## [GIVEN TASK]
Below are some records. Say how many of their lines contain the string "General", and give nothing but the number.
[Begin]
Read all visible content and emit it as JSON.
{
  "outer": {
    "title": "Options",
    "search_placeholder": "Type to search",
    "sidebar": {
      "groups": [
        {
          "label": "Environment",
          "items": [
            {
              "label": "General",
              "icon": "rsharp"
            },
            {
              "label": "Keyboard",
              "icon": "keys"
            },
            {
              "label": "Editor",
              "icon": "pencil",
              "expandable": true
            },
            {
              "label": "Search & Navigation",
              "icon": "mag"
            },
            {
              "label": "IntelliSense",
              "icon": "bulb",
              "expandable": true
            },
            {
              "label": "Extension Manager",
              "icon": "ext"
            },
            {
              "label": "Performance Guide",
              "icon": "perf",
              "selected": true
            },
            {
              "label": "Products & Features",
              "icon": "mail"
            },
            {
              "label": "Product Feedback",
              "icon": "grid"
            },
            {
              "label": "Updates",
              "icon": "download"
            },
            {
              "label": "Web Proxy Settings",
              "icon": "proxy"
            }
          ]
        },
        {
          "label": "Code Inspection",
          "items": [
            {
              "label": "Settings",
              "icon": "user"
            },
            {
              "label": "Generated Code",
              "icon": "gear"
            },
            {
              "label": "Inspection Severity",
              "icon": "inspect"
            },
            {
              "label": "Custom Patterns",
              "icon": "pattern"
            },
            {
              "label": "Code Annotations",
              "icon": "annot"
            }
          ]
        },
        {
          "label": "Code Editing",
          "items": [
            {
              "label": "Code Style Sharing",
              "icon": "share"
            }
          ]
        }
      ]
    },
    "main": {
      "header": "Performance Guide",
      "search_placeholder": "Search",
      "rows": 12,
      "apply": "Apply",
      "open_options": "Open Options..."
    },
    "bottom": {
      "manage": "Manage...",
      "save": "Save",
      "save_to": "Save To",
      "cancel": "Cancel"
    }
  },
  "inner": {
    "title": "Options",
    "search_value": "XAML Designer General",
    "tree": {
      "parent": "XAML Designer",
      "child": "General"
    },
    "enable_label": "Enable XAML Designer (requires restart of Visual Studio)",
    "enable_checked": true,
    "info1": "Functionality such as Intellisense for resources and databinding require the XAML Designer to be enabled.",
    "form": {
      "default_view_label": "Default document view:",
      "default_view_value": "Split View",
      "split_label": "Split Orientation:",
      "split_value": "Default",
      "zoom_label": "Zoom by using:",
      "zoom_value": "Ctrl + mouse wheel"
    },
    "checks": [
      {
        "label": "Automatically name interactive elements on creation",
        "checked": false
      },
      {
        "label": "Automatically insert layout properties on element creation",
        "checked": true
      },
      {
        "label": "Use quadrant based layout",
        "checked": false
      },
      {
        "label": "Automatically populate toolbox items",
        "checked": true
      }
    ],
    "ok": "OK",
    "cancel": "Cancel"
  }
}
[End]
[Begin]
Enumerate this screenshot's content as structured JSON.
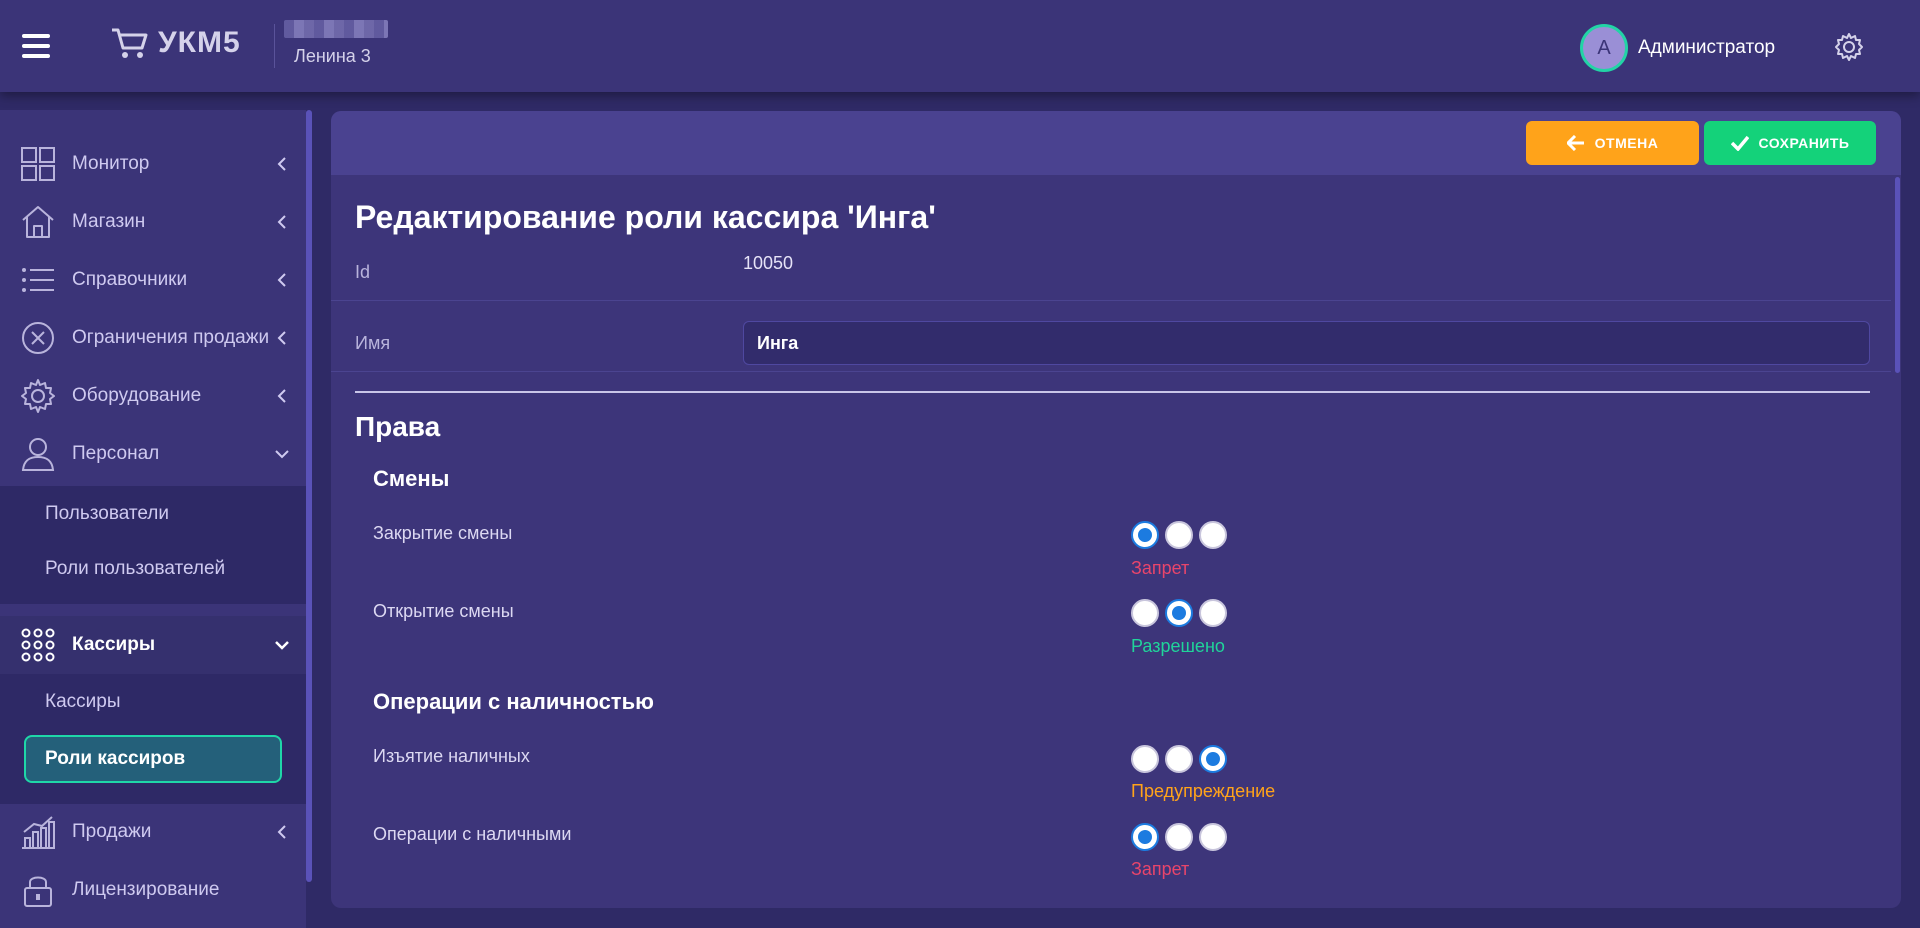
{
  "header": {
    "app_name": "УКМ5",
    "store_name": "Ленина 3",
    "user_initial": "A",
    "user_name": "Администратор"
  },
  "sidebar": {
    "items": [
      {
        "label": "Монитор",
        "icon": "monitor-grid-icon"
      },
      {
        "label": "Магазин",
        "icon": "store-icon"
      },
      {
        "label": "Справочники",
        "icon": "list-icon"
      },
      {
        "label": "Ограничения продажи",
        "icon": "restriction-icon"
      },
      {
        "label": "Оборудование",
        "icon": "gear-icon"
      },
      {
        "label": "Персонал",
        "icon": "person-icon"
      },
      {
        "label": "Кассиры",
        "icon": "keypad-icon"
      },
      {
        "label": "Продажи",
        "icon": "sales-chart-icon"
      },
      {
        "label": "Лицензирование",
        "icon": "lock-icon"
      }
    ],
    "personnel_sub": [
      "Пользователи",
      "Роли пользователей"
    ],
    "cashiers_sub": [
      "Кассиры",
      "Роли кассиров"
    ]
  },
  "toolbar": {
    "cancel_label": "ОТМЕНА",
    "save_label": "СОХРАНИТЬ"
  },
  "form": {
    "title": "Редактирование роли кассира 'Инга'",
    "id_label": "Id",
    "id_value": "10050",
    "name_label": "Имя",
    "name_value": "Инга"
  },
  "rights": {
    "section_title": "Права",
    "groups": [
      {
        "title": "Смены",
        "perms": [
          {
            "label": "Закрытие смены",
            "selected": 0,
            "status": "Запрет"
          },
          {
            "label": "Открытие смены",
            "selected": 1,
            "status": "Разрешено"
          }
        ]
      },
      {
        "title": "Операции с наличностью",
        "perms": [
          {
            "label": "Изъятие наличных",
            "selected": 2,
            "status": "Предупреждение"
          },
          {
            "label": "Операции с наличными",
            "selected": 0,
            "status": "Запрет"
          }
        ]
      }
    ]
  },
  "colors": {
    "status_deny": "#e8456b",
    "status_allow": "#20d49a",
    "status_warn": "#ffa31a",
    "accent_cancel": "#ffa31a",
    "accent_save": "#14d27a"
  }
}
[End]
[Begin]
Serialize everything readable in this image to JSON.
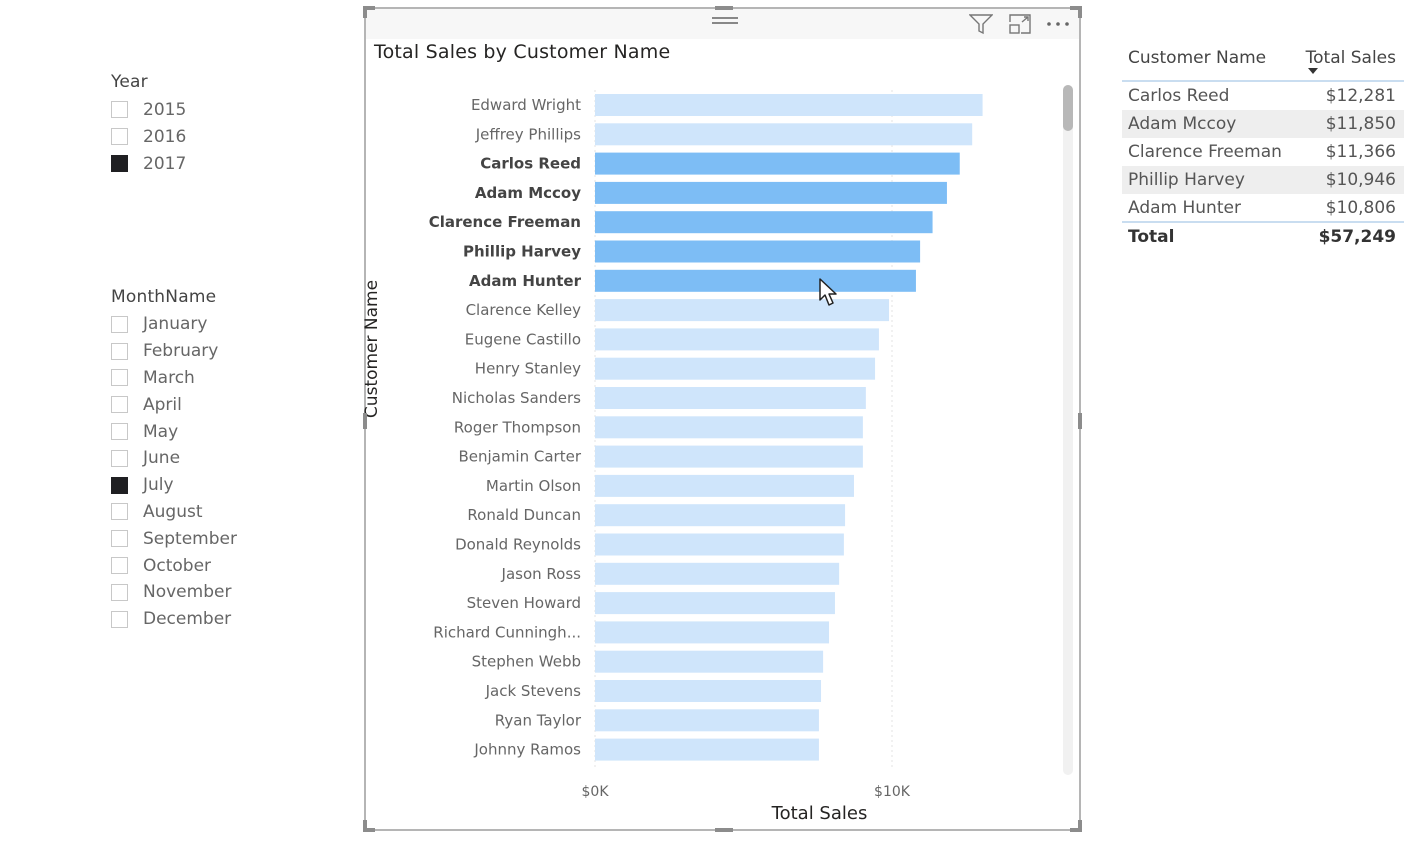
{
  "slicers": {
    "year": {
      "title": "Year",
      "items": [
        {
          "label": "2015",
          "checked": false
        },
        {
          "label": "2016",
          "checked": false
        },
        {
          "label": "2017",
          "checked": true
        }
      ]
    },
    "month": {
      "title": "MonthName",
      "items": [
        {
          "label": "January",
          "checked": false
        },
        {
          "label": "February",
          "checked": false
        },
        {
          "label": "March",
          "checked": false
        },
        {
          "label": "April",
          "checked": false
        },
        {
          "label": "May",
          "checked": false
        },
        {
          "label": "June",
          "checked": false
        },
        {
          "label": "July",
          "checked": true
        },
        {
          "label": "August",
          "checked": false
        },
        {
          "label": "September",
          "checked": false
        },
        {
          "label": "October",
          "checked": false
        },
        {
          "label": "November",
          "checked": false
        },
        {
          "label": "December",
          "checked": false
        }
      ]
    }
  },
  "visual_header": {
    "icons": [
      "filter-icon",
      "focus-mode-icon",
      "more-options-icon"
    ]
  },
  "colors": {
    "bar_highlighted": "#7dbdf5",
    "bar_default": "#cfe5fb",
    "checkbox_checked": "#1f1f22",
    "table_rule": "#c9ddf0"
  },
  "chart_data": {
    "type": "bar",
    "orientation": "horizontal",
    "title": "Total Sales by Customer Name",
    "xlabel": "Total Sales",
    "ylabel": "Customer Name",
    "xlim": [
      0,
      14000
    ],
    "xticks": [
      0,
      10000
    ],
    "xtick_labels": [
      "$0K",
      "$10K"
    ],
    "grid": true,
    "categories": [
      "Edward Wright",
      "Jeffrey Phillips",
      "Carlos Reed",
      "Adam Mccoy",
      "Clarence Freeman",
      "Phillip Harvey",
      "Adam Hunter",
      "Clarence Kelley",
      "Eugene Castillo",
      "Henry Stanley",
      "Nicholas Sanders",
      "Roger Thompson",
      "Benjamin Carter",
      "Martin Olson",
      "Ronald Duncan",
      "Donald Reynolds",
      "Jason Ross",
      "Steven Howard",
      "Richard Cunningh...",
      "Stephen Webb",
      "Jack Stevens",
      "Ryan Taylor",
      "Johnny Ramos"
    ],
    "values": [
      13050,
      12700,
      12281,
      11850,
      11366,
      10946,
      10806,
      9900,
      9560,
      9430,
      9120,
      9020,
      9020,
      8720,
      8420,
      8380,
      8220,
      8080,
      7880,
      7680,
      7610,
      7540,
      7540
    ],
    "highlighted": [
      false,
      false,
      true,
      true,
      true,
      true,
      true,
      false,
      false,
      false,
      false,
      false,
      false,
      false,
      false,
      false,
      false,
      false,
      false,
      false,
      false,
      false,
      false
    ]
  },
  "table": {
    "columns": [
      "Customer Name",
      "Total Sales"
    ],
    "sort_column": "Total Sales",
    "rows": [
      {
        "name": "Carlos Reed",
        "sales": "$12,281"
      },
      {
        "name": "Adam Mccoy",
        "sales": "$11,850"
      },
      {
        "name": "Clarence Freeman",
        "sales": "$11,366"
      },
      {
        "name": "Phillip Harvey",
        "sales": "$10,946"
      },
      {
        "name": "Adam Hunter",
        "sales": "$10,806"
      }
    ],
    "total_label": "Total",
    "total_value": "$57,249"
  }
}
[End]
## [TASK RESULT]
3